- **CHALLENGE**:
Quote each line of the material verbatim, without the pictures.

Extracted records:

_____

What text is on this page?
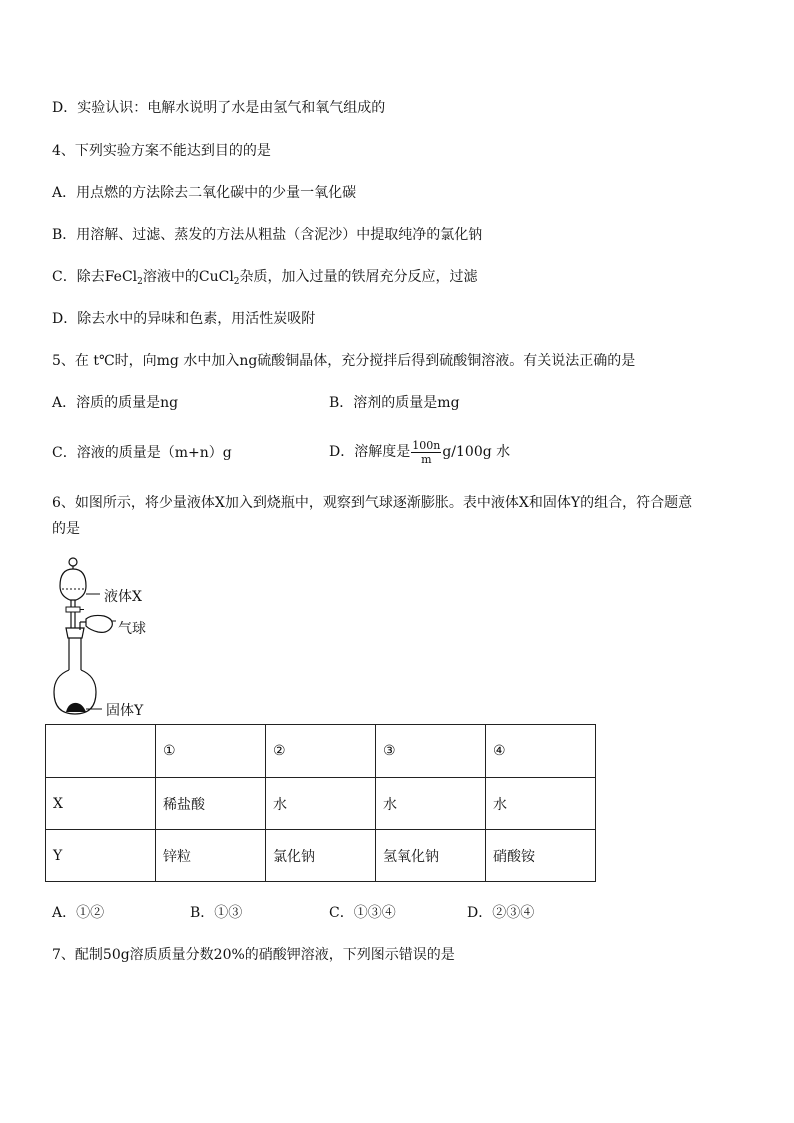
D．实验认识：电解水说明了水是由氢气和氧气组成的
4、下列实验方案不能达到目的的是
A．用点燃的方法除去二氧化碳中的少量一氧化碳
B．用溶解、过滤、蒸发的方法从粗盐（含泥沙）中提取纯净的氯化钠
C．除去FeCl$_2$溶液中的CuCl$_2$杂质，加入过量的铁屑充分反应，过滤
D．除去水中的异味和色素，用活性炭吸附
5、在 t℃时，向mg 水中加入ng硫酸铜晶体，充分搅拌后得到硫酸铜溶液。有关说法正确的是
A．溶质的质量是ng	B．溶剂的质量是mg
C．溶液的质量是（m+n）g	D．溶解度是 $\frac{100n}{m} g/100g$ 水
6、如图所示，将少量液体X加入到烧瓶中，观察到气球逐渐膨胀。表中液体X和固体Y的组合，符合题意
的是
液体X
气球
固体Y
	①	②	③	④
X	稀盐酸	水	水	水
Y	锌粒	氯化钠	氢氧化钠	硝酸铵
A．①②	B．①③	C．①③④	D．②③④
7、配制50g溶质质量分数20%的硝酸钾溶液，下列图示错误的是
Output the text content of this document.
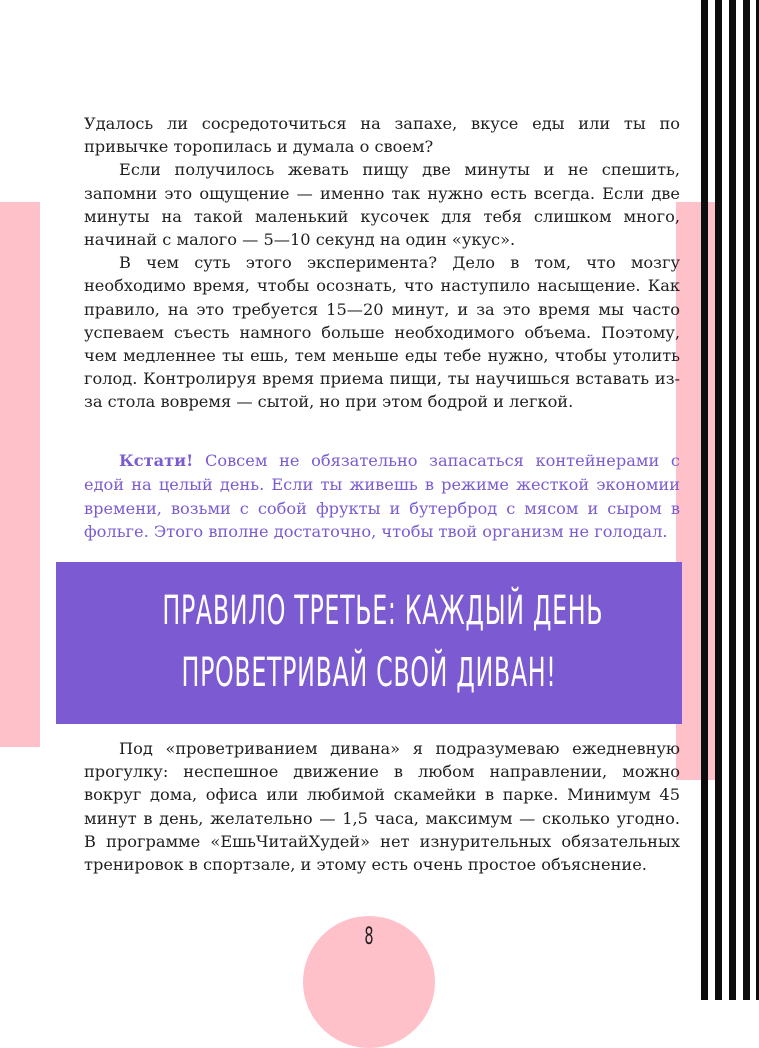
Удалось ли сосредоточиться на запахе, вкусе еды или ты по привычке торопилась и думала о своем?

Если получилось жевать пищу две минуты и не спешить, запомни это ощущение — именно так нужно есть всегда. Если две минуты на такой маленький кусочек для тебя слишком много, начинай с малого — 5—10 секунд на один «укус».

В чем суть этого эксперимента? Дело в том, что мозгу необходимо время, чтобы осознать, что наступило насыщение. Как правило, на это требуется 15—20 минут, и за это время мы часто успеваем съесть намного больше необходимого объема. Поэтому, чем медленнее ты ешь, тем меньше еды тебе нужно, чтобы утолить голод. Контролируя время приема пищи, ты научишься вставать из-за стола вовремя — сытой, но при этом бодрой и легкой.

Кстати! Совсем не обязательно запасаться контейнерами с едой на целый день. Если ты живешь в режиме жесткой экономии времени, возьми с собой фрукты и бутерброд с мясом и сыром в фольге. Этого вполне достаточно, чтобы твой организм не голодал.

ПРАВИЛО ТРЕТЬЕ: КАЖДЫЙ ДЕНЬ
ПРОВЕТРИВАЙ СВОЙ ДИВАН!

Под «проветриванием дивана» я подразумеваю ежедневную прогулку: неспешное движение в любом направлении, можно вокруг дома, офиса или любимой скамейки в парке. Минимум 45 минут в день, желательно — 1,5 часа, максимум — сколько угодно. В программе «ЕшьЧитайХудей» нет изнурительных обязательных тренировок в спортзале, и этому есть очень простое объяснение.

8
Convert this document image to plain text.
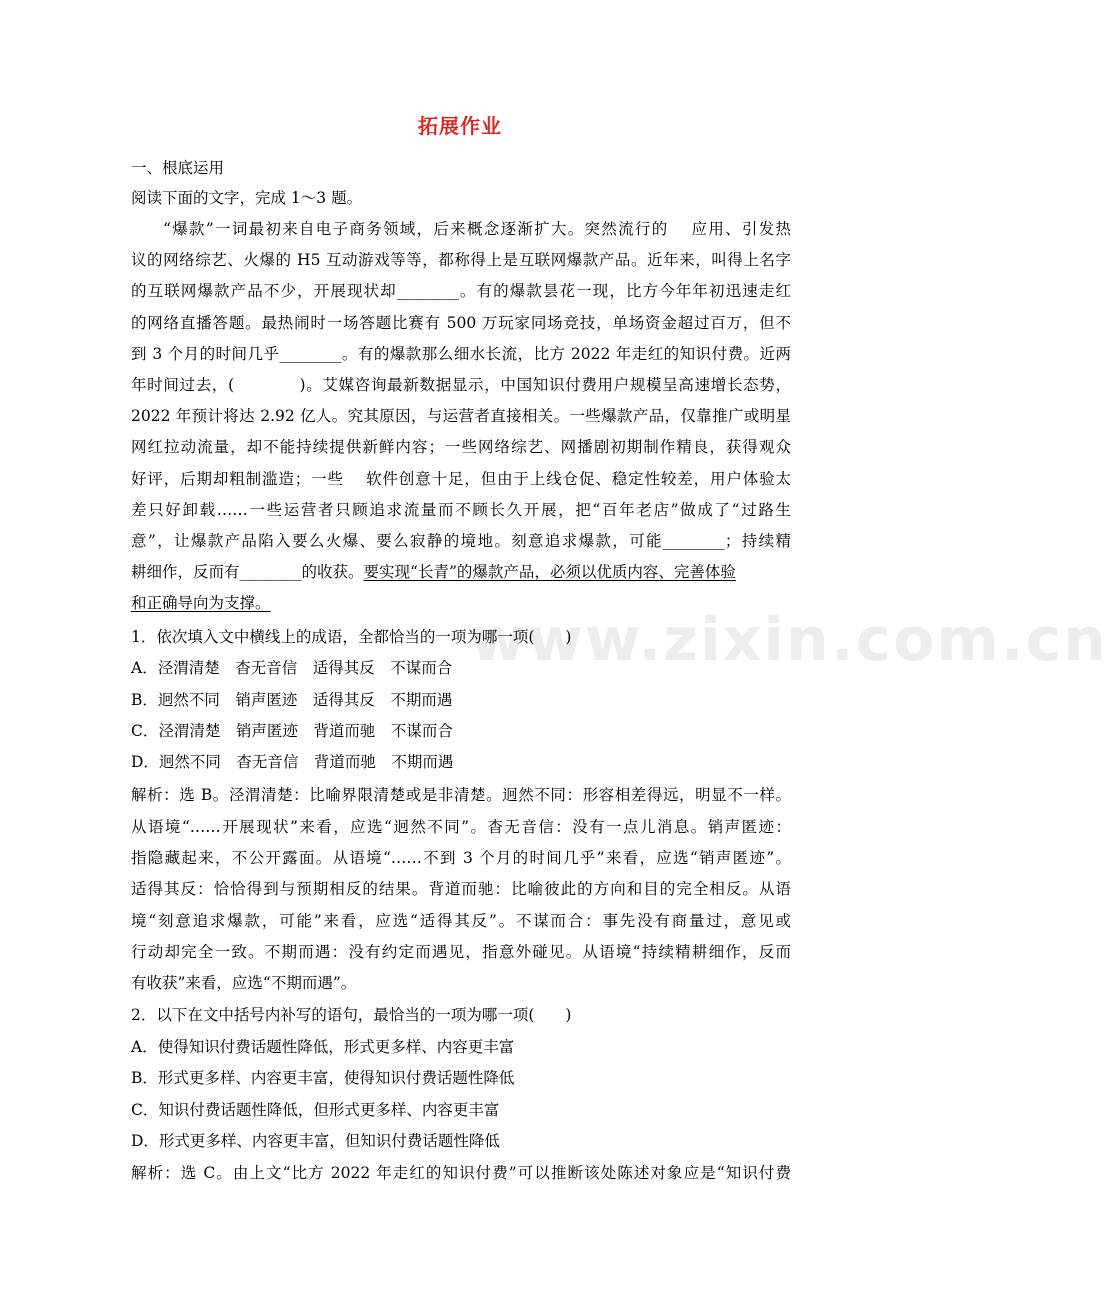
拓展作业
一、根底运用
阅读下面的文字，完成 1～3 题。
“爆款”一词最初来自电子商务领域，后来概念逐渐扩大。突然流行的　 应用、引发热
议的网络综艺、火爆的 H5 互动游戏等等，都称得上是互联网爆款产品。近年来，叫得上名字
的互联网爆款产品不少，开展现状却________。有的爆款昙花一现，比方今年年初迅速走红
的网络直播答题。最热闹时一场答题比赛有 500 万玩家同场竞技，单场资金超过百万，但不
到 3 个月的时间几乎________。有的爆款那么细水长流，比方 2022 年走红的知识付费。近两
年时间过去，(　　　　)。艾媒咨询最新数据显示，中国知识付费用户规模呈高速增长态势，
2022 年预计将达 2.92 亿人。究其原因，与运营者直接相关。一些爆款产品，仅靠推广或明星
网红拉动流量，却不能持续提供新鲜内容；一些网络综艺、网播剧初期制作精良，获得观众
好评，后期却粗制滥造；一些　 软件创意十足，但由于上线仓促、稳定性较差，用户体验太
差只好卸载……一些运营者只顾追求流量而不顾长久开展，把“百年老店”做成了“过路生
意”，让爆款产品陷入要么火爆、要么寂静的境地。刻意追求爆款，可能________；持续精
耕细作，反而有________的收获。要实现“长青”的爆款产品，必须以优质内容、完善体验
和正确导向为支撑。
www.zixin.com.cn
1．依次填入文中横线上的成语，全都恰当的一项为哪一项(　　)
A．泾渭清楚　杳无音信　适得其反　不谋而合
B．迥然不同　销声匿迹　适得其反　不期而遇
C．泾渭清楚　销声匿迹　背道而驰　不谋而合
D．迥然不同　杳无音信　背道而驰　不期而遇
解析：选 B。泾渭清楚：比喻界限清楚或是非清楚。迥然不同：形容相差得远，明显不一样。
从语境“……开展现状”来看，应选“迥然不同”。杳无音信：没有一点儿消息。销声匿迹：
指隐藏起来，不公开露面。从语境“……不到 3 个月的时间几乎”来看，应选“销声匿迹”。
适得其反：恰恰得到与预期相反的结果。背道而驰：比喻彼此的方向和目的完全相反。从语
境“刻意追求爆款，可能”来看，应选“适得其反”。不谋而合：事先没有商量过，意见或
行动却完全一致。不期而遇：没有约定而遇见，指意外碰见。从语境“持续精耕细作，反而
有收获”来看，应选“不期而遇”。
2．以下在文中括号内补写的语句，最恰当的一项为哪一项(　　)
A．使得知识付费话题性降低，形式更多样、内容更丰富
B．形式更多样、内容更丰富，使得知识付费话题性降低
C．知识付费话题性降低，但形式更多样、内容更丰富
D．形式更多样、内容更丰富，但知识付费话题性降低
解析：选 C。由上文“比方 2022 年走红的知识付费”可以推断该处陈述对象应是“知识付费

_____

- **REPLY TO THE TASK**:
What text is on this page?
D．实验认识：电解水说明了水是由氢气和氧气组成的
4、下列实验方案不能达到目的的是
A．用点燃的方法除去二氧化碳中的少量一氧化碳
B．用溶解、过滤、蒸发的方法从粗盐（含泥沙）中提取纯净的氯化钠
C．除去FeCl$_2$溶液中的CuCl$_2$杂质，加入过量的铁屑充分反应，过滤
D．除去水中的异味和色素，用活性炭吸附
5、在 t℃时，向mg 水中加入ng硫酸铜晶体，充分搅拌后得到硫酸铜溶液。有关说法正确的是
A．溶质的质量是ng	B．溶剂的质量是mg
C．溶液的质量是（m+n）g	D．溶解度是 $\frac{100n}{m} g/100g$ 水
6、如图所示，将少量液体X加入到烧瓶中，观察到气球逐渐膨胀。表中液体X和固体Y的组合，符合题意
的是
液体X
气球
固体Y
	①	②	③	④
X	稀盐酸	水	水	水
Y	锌粒	氯化钠	氢氧化钠	硝酸铵
A．①②	B．①③	C．①③④	D．②③④
7、配制50g溶质质量分数20%的硝酸钾溶液，下列图示错误的是
Output the text content of this document.
Удалось ли сосредоточиться на запахе, вкусе еды или ты по привычке торопилась и думала о своем?

Если получилось жевать пищу две минуты и не спешить, запомни это ощущение — именно так нужно есть всегда. Если две минуты на такой маленький кусочек для тебя слишком много, начинай с малого — 5—10 секунд на один «укус».

В чем суть этого эксперимента? Дело в том, что мозгу необходимо время, чтобы осознать, что наступило насыщение. Как правило, на это требуется 15—20 минут, и за это время мы часто успеваем съесть намного больше необходимого объема. Поэтому, чем медленнее ты ешь, тем меньше еды тебе нужно, чтобы утолить голод. Контролируя время приема пищи, ты научишься вставать из-за стола вовремя — сытой, но при этом бодрой и легкой.

Кстати! Совсем не обязательно запасаться контейнерами с едой на целый день. Если ты живешь в режиме жесткой экономии времени, возьми с собой фрукты и бутерброд с мясом и сыром в фольге. Этого вполне достаточно, чтобы твой организм не голодал.

ПРАВИЛО ТРЕТЬЕ: КАЖДЫЙ ДЕНЬ
ПРОВЕТРИВАЙ СВОЙ ДИВАН!

Под «проветриванием дивана» я подразумеваю ежедневную прогулку: неспешное движение в любом направлении, можно вокруг дома, офиса или любимой скамейки в парке. Минимум 45 минут в день, желательно — 1,5 часа, максимум — сколько угодно. В программе «ЕшьЧитайХудей» нет изнурительных обязательных тренировок в спортзале, и этому есть очень простое объяснение.

8
Convert this document image to plain text.
拓展作业
一、根底运用
阅读下面的文字，完成 1～3 题。
“爆款”一词最初来自电子商务领域，后来概念逐渐扩大。突然流行的　 应用、引发热
议的网络综艺、火爆的 H5 互动游戏等等，都称得上是互联网爆款产品。近年来，叫得上名字
的互联网爆款产品不少，开展现状却________。有的爆款昙花一现，比方今年年初迅速走红
的网络直播答题。最热闹时一场答题比赛有 500 万玩家同场竞技，单场资金超过百万，但不
到 3 个月的时间几乎________。有的爆款那么细水长流，比方 2022 年走红的知识付费。近两
年时间过去，(　　　　)。艾媒咨询最新数据显示，中国知识付费用户规模呈高速增长态势，
2022 年预计将达 2.92 亿人。究其原因，与运营者直接相关。一些爆款产品，仅靠推广或明星
网红拉动流量，却不能持续提供新鲜内容；一些网络综艺、网播剧初期制作精良，获得观众
好评，后期却粗制滥造；一些　 软件创意十足，但由于上线仓促、稳定性较差，用户体验太
差只好卸载……一些运营者只顾追求流量而不顾长久开展，把“百年老店”做成了“过路生
意”，让爆款产品陷入要么火爆、要么寂静的境地。刻意追求爆款，可能________；持续精
耕细作，反而有________的收获。要实现“长青”的爆款产品，必须以优质内容、完善体验
和正确导向为支撑。
www.zixin.com.cn
1．依次填入文中横线上的成语，全都恰当的一项为哪一项(　　)
A．泾渭清楚　杳无音信　适得其反　不谋而合
B．迥然不同　销声匿迹　适得其反　不期而遇
C．泾渭清楚　销声匿迹　背道而驰　不谋而合
D．迥然不同　杳无音信　背道而驰　不期而遇
解析：选 B。泾渭清楚：比喻界限清楚或是非清楚。迥然不同：形容相差得远，明显不一样。
从语境“……开展现状”来看，应选“迥然不同”。杳无音信：没有一点儿消息。销声匿迹：
指隐藏起来，不公开露面。从语境“……不到 3 个月的时间几乎”来看，应选“销声匿迹”。
适得其反：恰恰得到与预期相反的结果。背道而驰：比喻彼此的方向和目的完全相反。从语
境“刻意追求爆款，可能”来看，应选“适得其反”。不谋而合：事先没有商量过，意见或
行动却完全一致。不期而遇：没有约定而遇见，指意外碰见。从语境“持续精耕细作，反而
有收获”来看，应选“不期而遇”。
2．以下在文中括号内补写的语句，最恰当的一项为哪一项(　　)
A．使得知识付费话题性降低，形式更多样、内容更丰富
B．形式更多样、内容更丰富，使得知识付费话题性降低
C．知识付费话题性降低，但形式更多样、内容更丰富
D．形式更多样、内容更丰富，但知识付费话题性降低
解析：选 C。由上文“比方 2022 年走红的知识付费”可以推断该处陈述对象应是“知识付费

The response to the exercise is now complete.